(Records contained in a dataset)
* Begin *

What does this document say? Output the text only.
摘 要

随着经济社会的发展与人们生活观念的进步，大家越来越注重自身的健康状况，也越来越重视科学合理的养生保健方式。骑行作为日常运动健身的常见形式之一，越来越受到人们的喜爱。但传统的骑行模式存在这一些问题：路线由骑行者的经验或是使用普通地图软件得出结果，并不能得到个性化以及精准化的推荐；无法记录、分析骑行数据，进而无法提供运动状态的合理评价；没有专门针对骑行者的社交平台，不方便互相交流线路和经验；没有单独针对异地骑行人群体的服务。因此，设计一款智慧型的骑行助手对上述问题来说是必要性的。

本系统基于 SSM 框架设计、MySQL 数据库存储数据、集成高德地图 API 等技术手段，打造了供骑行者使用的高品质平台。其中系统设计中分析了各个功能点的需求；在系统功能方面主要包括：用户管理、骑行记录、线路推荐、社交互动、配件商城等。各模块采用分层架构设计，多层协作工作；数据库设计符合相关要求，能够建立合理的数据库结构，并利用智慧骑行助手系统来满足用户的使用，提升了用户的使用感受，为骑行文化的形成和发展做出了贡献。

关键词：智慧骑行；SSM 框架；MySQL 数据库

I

* End *

(What the task requires): Take every line above carrying "MySQL" and return it.

(Correct answer):
本系统基于 SSM 框架设计、MySQL 数据库存储数据、集成高德地图 API 等技术手段，打造了供骑行者使用的高品质平台。其中系统设计中分析了各个功能点的需求；在系统功能方面主要包括：用户管理、骑行记录、线路推荐、社交互动、配件商城等。各模块采用分层架构设计，多层协作工作；数据库设计符合相关要求，能够建立合理的数据库结构，并利用智慧骑行助手系统来满足用户的使用，提升了用户的使用感受，为骑行文化的形成和发展做出了贡献。
关键词：智慧骑行；SSM 框架；MySQL 数据库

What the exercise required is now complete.